+++ SUPPLIED MATERIAL

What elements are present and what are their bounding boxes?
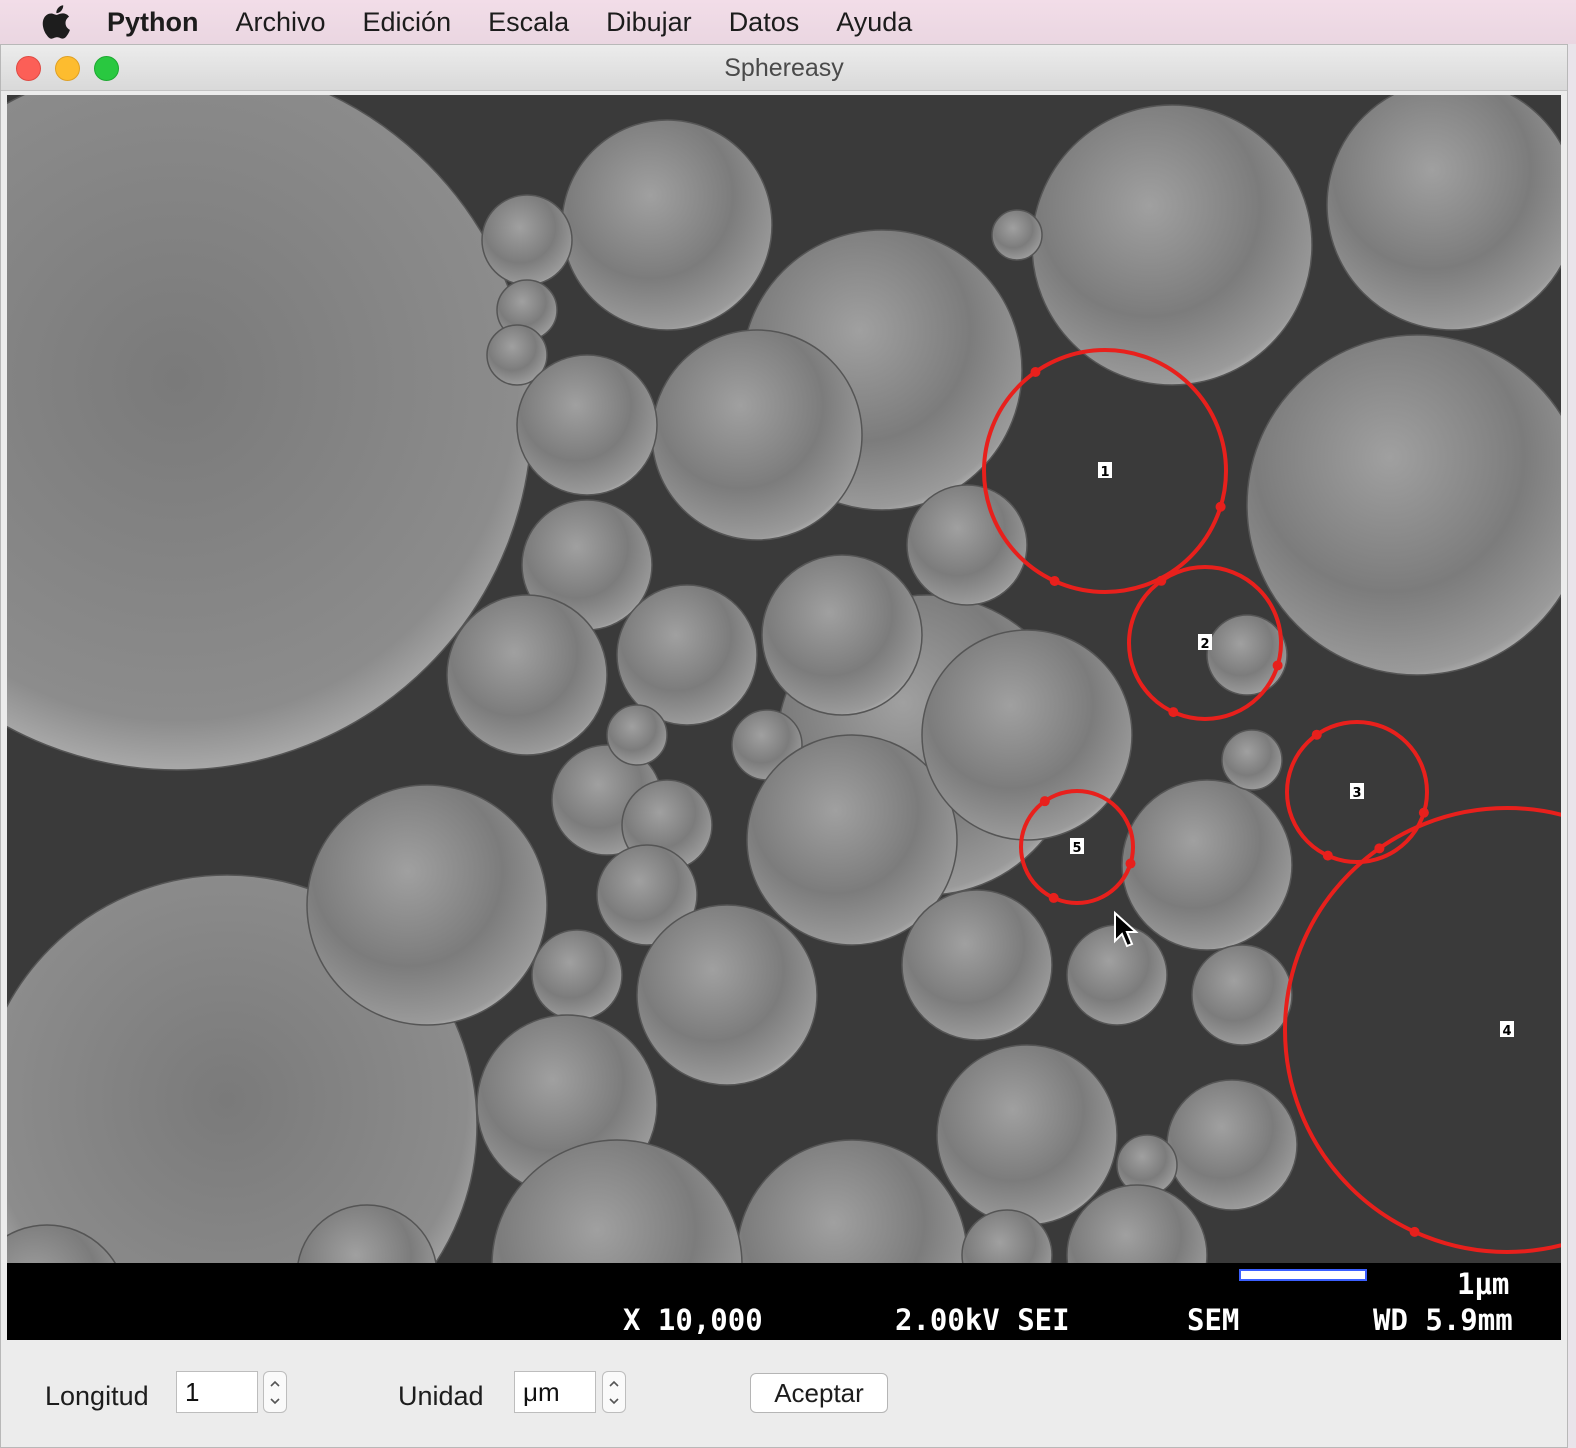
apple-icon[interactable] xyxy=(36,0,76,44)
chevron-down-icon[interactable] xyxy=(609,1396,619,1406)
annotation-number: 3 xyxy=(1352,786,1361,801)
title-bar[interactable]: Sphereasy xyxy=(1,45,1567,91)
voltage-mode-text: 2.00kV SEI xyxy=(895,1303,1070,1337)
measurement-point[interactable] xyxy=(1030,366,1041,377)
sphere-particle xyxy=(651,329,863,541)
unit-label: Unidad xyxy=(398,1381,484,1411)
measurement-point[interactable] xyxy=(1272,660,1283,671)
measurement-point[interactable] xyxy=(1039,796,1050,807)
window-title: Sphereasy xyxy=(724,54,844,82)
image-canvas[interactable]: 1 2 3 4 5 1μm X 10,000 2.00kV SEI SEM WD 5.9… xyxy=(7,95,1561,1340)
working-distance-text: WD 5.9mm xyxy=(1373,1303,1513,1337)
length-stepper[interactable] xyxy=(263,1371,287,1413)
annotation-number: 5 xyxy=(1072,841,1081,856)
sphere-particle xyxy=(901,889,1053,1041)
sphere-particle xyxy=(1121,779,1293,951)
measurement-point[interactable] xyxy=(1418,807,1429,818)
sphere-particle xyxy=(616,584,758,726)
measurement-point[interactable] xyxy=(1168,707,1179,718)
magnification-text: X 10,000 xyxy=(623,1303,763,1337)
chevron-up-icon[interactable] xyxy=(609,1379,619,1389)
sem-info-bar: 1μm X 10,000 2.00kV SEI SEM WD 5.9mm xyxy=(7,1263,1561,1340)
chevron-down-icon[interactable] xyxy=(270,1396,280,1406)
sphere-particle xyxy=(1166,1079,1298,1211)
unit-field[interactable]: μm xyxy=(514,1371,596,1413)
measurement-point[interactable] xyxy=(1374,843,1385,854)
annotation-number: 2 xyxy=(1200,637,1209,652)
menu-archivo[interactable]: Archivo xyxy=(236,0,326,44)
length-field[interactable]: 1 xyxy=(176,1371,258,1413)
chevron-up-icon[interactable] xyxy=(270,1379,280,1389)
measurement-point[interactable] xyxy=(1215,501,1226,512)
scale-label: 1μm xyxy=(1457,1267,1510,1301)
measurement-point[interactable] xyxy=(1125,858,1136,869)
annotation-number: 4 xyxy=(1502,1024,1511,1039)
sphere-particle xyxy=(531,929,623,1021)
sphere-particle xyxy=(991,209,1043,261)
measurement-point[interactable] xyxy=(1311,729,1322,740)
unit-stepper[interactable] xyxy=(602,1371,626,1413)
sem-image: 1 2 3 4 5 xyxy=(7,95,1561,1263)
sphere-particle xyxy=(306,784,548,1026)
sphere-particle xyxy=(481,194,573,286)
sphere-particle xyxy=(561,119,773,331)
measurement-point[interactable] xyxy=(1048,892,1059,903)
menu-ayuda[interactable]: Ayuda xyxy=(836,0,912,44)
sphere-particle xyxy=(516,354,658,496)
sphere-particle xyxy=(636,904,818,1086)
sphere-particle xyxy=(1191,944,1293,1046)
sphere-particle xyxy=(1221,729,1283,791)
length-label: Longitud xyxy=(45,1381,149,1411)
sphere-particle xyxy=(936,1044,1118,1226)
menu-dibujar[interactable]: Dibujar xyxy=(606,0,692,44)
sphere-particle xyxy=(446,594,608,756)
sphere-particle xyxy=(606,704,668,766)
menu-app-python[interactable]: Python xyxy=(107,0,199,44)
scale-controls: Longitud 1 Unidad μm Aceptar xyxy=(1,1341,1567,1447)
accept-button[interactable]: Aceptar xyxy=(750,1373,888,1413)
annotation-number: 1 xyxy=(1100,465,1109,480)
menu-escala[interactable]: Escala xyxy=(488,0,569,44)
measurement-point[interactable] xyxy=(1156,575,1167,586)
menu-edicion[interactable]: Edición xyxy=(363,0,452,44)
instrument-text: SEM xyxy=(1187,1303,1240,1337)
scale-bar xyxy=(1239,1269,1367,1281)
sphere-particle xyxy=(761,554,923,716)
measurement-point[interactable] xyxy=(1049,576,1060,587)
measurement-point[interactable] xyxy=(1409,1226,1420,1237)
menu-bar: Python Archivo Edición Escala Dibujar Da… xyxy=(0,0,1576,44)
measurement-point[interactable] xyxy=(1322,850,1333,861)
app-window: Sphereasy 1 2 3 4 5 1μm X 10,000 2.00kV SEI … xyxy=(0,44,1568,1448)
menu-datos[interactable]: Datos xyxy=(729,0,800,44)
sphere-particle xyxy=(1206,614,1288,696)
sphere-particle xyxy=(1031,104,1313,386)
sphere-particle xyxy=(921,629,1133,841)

++++++

* PROBLEM
Convert every line of the entries above into a JSON array of strings, one string per line, omitting blank lines and any picture placeholders.

* FINISHED EXERCISE
[
  "What elements are present and what are their bounding boxes?",
  "apple-icon[interactable] xyxy=(36,0,76,44)",
  "chevron-down-icon[interactable] xyxy=(609,1396,619,1406)",
  "annotation-number: 3 xyxy=(1352,786,1361,801)",
  "title-bar[interactable]: Sphereasy xyxy=(1,45,1567,91)",
  "voltage-mode-text: 2.00kV SEI xyxy=(895,1303,1070,1337)",
  "measurement-point[interactable] xyxy=(1030,366,1041,377)",
  "sphere-particle xyxy=(651,329,863,541)",
  "unit-label: Unidad xyxy=(398,1381,484,1411)",
  "measurement-point[interactable] xyxy=(1272,660,1283,671)",
  "measurement-point[interactable] xyxy=(1039,796,1050,807)",
  "window-title: Sphereasy xyxy=(724,54,844,82)",
  "image-canvas[interactable]: 1 2 3 4 5 1μm X 10,000 2.00kV SEI SEM WD 5.9… xyxy=(7,95,1561,1340)",
  "working-distance-text: WD 5.9mm xyxy=(1373,1303,1513,1337)",
  "length-stepper[interactable] xyxy=(263,1371,287,1413)",
  "annotation-number: 5 xyxy=(1072,841,1081,856)",
  "sphere-particle xyxy=(901,889,1053,1041)",
  "sphere-particle xyxy=(1121,779,1293,951)",
  "measurement-point[interactable] xyxy=(1418,807,1429,818)",
  "sphere-particle xyxy=(616,584,758,726)",
  "measurement-point[interactable] xyxy=(1168,707,1179,718)",
  "magnification-text: X 10,000 xyxy=(623,1303,763,1337)",
  "chevron-up-icon[interactable] xyxy=(609,1379,619,1389)",
  "sem-info-bar: 1μm X 10,000 2.00kV SEI SEM WD 5.9mm xyxy=(7,1263,1561,1340)",
  "chevron-down-icon[interactable] xyxy=(270,1396,280,1406)",
  "sphere-particle xyxy=(1166,1079,1298,1211)",
  "unit-field[interactable]: μm xyxy=(514,1371,596,1413)",
  "measurement-point[interactable] xyxy=(1374,843,1385,854)",
  "annotation-number: 2 xyxy=(1200,637,1209,652)",
  "menu-archivo[interactable]: Archivo xyxy=(236,0,326,44)",
  "length-field[interactable]: 1 xyxy=(176,1371,258,1413)",
  "chevron-up-icon[interactable] xyxy=(270,1379,280,1389)",
  "measurement-point[interactable] xyxy=(1215,501,1226,512)",
  "scale-label: 1μm xyxy=(1457,1267,1510,1301)",
  "measurement-point[interactable] xyxy=(1125,858,1136,869)",
  "annotation-number: 4 xyxy=(1502,1024,1511,1039)",
  "sphere-particle xyxy=(531,929,623,1021)",
  "sphere-particle xyxy=(991,209,1043,261)",
  "measurement-point[interactable] xyxy=(1311,729,1322,740)",
  "unit-stepper[interactable] xyxy=(602,1371,626,1413)",
  "sem-image: 1 2 3 4 5 xyxy=(7,95,1561,1263)",
  "sphere-particle xyxy=(306,784,548,1026)",
  "sphere-particle xyxy=(481,194,573,286)",
  "sphere-particle xyxy=(561,119,773,331)",
  "measurement-point[interactable] xyxy=(1048,892,1059,903)",
  "menu-ayuda[interactable]: Ayuda xyxy=(836,0,912,44)",
  "sphere-particle xyxy=(516,354,658,496)",
  "sphere-particle xyxy=(636,904,818,1086)",
  "sphere-particle xyxy=(1191,944,1293,1046)",
  "sphere-particle xyxy=(1221,729,1283,791)",
  "length-label: Longitud xyxy=(45,1381,149,1411)",
  "sphere-particle xyxy=(936,1044,1118,1226)",
  "menu-dibujar[interactable]: Dibujar xyxy=(606,0,692,44)",
  "sphere-particle xyxy=(446,594,608,756)",
  "sphere-particle xyxy=(606,704,668,766)",
  "menu-app-python[interactable]: Python xyxy=(107,0,199,44)",
  "scale-controls: Longitud 1 Unidad μm Aceptar xyxy=(1,1341,1567,1447)",
  "accept-button[interactable]: Aceptar xyxy=(750,1373,888,1413)",
  "annotation-number: 1 xyxy=(1100,465,1109,480)",
  "menu-escala[interactable]: Escala xyxy=(488,0,569,44)",
  "measurement-point[interactable] xyxy=(1156,575,1167,586)",
  "menu-edicion[interactable]: Edición xyxy=(363,0,452,44)",
  "instrument-text: SEM xyxy=(1187,1303,1240,1337)",
  "scale-bar xyxy=(1239,1269,1367,1281)",
  "sphere-particle xyxy=(761,554,923,716)",
  "measurement-point[interactable] xyxy=(1049,576,1060,587)",
  "measurement-point[interactable] xyxy=(1409,1226,1420,1237)",
  "menu-bar: Python Archivo Edición Escala Dibujar Da… xyxy=(0,0,1576,44)",
  "measurement-point[interactable] xyxy=(1322,850,1333,861)",
  "app-window: Sphereasy 1 2 3 4 5 1μm X 10,000 2.00kV SEI … xyxy=(0,44,1568,1448)",
  "menu-datos[interactable]: Datos xyxy=(729,0,800,44)",
  "sphere-particle xyxy=(1206,614,1288,696)",
  "sphere-particle xyxy=(1031,104,1313,386)",
  "sphere-particle xyxy=(921,629,1133,841)"
]